[START OF Material shown]

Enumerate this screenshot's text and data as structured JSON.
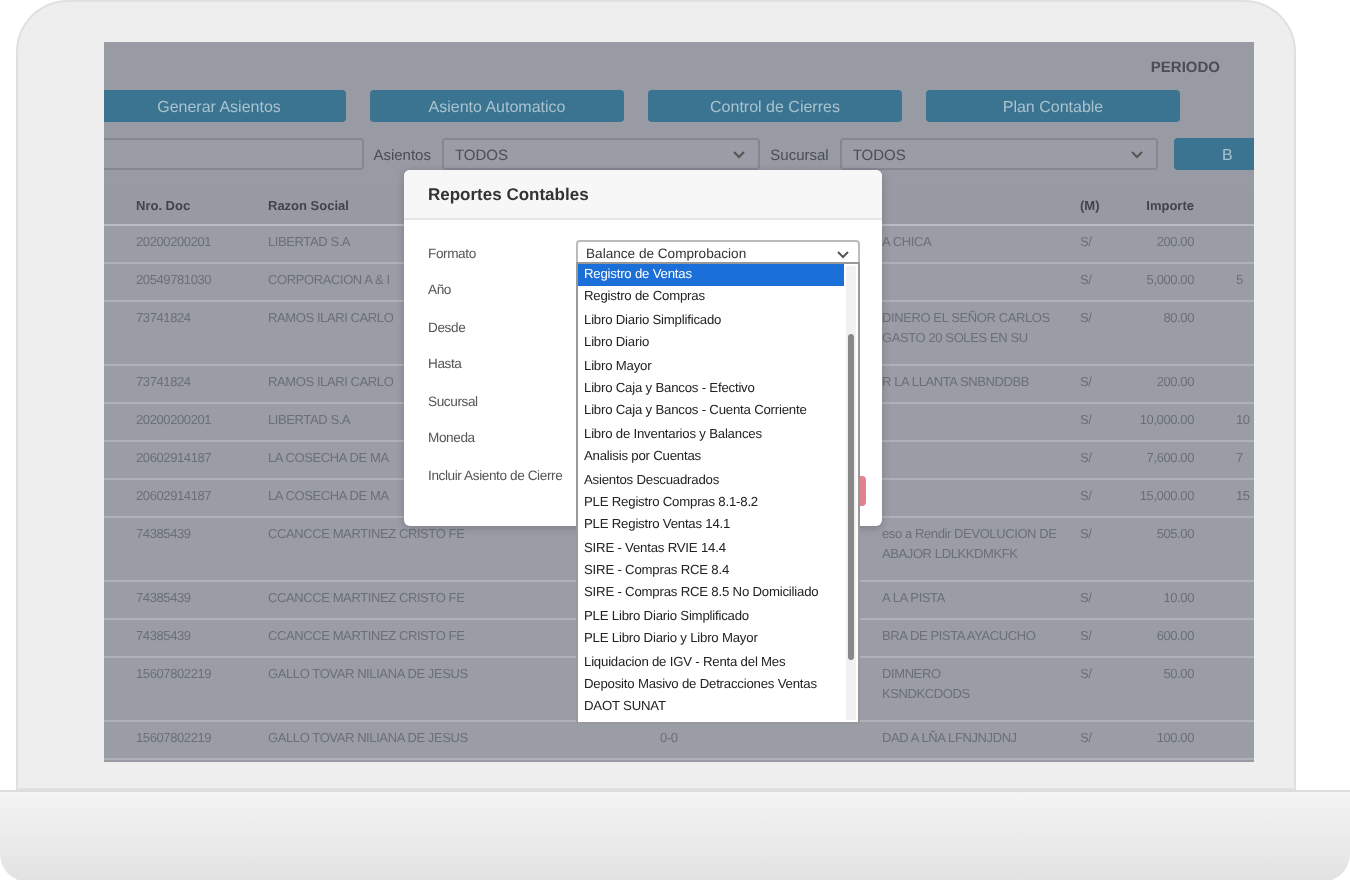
{
  "header": {
    "period_label": "PERIODO"
  },
  "toolbar_buttons": [
    "Generar Asientos",
    "Asiento Automatico",
    "Control de Cierres",
    "Plan Contable"
  ],
  "filters": {
    "asientos_label": "Asientos",
    "asientos_value": "TODOS",
    "sucursal_label": "Sucursal",
    "sucursal_value": "TODOS",
    "search_button": "B"
  },
  "table": {
    "columns": {
      "nro_doc": "Nro. Doc",
      "razon_social": "Razon Social",
      "moneda": "(M)",
      "importe": "Importe"
    },
    "rows": [
      {
        "nro_doc": "20200200201",
        "razon_social": "LIBERTAD S.A",
        "glosa": [
          "A CHICA"
        ],
        "moneda": "S/",
        "importe": "200.00"
      },
      {
        "nro_doc": "20549781030",
        "razon_social": "CORPORACION A & I",
        "glosa": [],
        "moneda": "S/",
        "importe": "5,000.00",
        "column_8": "5"
      },
      {
        "nro_doc": "73741824",
        "razon_social": "RAMOS ILARI CARLO",
        "glosa": [
          "DINERO EL SEÑOR CARLOS",
          "GASTO 20 SOLES EN SU"
        ],
        "moneda": "S/",
        "importe": "80.00"
      },
      {
        "nro_doc": "73741824",
        "razon_social": "RAMOS ILARI CARLO",
        "glosa": [
          "R LA LLANTA SNBNDDBB"
        ],
        "moneda": "S/",
        "importe": "200.00"
      },
      {
        "nro_doc": "20200200201",
        "razon_social": "LIBERTAD S.A",
        "glosa": [],
        "moneda": "S/",
        "importe": "10,000.00",
        "column_8": "10"
      },
      {
        "nro_doc": "20602914187",
        "razon_social": "LA COSECHA DE MA",
        "glosa": [],
        "moneda": "S/",
        "importe": "7,600.00",
        "column_8": "7"
      },
      {
        "nro_doc": "20602914187",
        "razon_social": "LA COSECHA DE MA",
        "glosa": [],
        "moneda": "S/",
        "importe": "15,000.00",
        "column_8": "15"
      },
      {
        "nro_doc": "74385439",
        "razon_social": "CCANCCE MARTINEZ CRISTO FE",
        "glosa": [
          "eso a Rendir DEVOLUCION DE",
          "ABAJOR LDLKKDMKFK"
        ],
        "moneda": "S/",
        "importe": "505.00"
      },
      {
        "nro_doc": "74385439",
        "razon_social": "CCANCCE MARTINEZ CRISTO FE",
        "glosa": [
          "A LA PISTA"
        ],
        "moneda": "S/",
        "importe": "10.00"
      },
      {
        "nro_doc": "74385439",
        "razon_social": "CCANCCE MARTINEZ CRISTO FE",
        "glosa": [
          "BRA DE PISTA AYACUCHO"
        ],
        "moneda": "S/",
        "importe": "600.00"
      },
      {
        "nro_doc": "15607802219",
        "razon_social": "GALLO TOVAR NILIANA DE JESUS",
        "glosa": [
          "DIMNERO",
          "KSNDKCDODS"
        ],
        "moneda": "S/",
        "importe": "50.00"
      },
      {
        "nro_doc": "15607802219",
        "razon_social": "GALLO TOVAR NILIANA DE JESUS",
        "column_3": "0-0",
        "glosa": [
          "DAD A LÑA LFNJNJDNJ"
        ],
        "moneda": "S/",
        "importe": "100.00"
      }
    ]
  },
  "modal": {
    "title": "Reportes Contables",
    "fields": [
      {
        "label": "Formato",
        "value": "Balance de Comprobacion"
      },
      {
        "label": "Año"
      },
      {
        "label": "Desde"
      },
      {
        "label": "Hasta"
      },
      {
        "label": "Sucursal"
      },
      {
        "label": "Moneda"
      },
      {
        "label": "Incluir Asiento de Cierre"
      }
    ],
    "options": [
      {
        "label": "Registro de Ventas",
        "selected": true
      },
      {
        "label": "Registro de Compras",
        "selected": false
      },
      {
        "label": "Libro Diario Simplificado",
        "selected": false
      },
      {
        "label": "Libro Diario",
        "selected": false
      },
      {
        "label": "Libro Mayor",
        "selected": false
      },
      {
        "label": "Libro Caja y Bancos - Efectivo",
        "selected": false
      },
      {
        "label": "Libro Caja y Bancos - Cuenta Corriente",
        "selected": false
      },
      {
        "label": "Libro de Inventarios y Balances",
        "selected": false
      },
      {
        "label": "Analisis por Cuentas",
        "selected": false
      },
      {
        "label": "Asientos Descuadrados",
        "selected": false
      },
      {
        "label": "PLE Registro Compras 8.1-8.2",
        "selected": false
      },
      {
        "label": "PLE Registro Ventas 14.1",
        "selected": false
      },
      {
        "label": "SIRE - Ventas RVIE 14.4",
        "selected": false
      },
      {
        "label": "SIRE - Compras RCE 8.4",
        "selected": false
      },
      {
        "label": "SIRE - Compras RCE 8.5 No Domiciliado",
        "selected": false
      },
      {
        "label": "PLE Libro Diario Simplificado",
        "selected": false
      },
      {
        "label": "PLE Libro Diario y Libro Mayor",
        "selected": false
      },
      {
        "label": "Liquidacion de IGV - Renta del Mes",
        "selected": false
      },
      {
        "label": "Deposito Masivo de Detracciones Ventas",
        "selected": false
      },
      {
        "label": "DAOT SUNAT",
        "selected": false
      }
    ]
  }
}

[END OF Material shown]

→ **Directive**
From the entries above, copy every line that holds the word "Ventas".

→ **Output**
        "label": "Registro de Ventas",
        "label": "PLE Registro Ventas 14.1",
        "label": "SIRE - Ventas RVIE 14.4",
        "label": "Deposito Masivo de Detracciones Ventas",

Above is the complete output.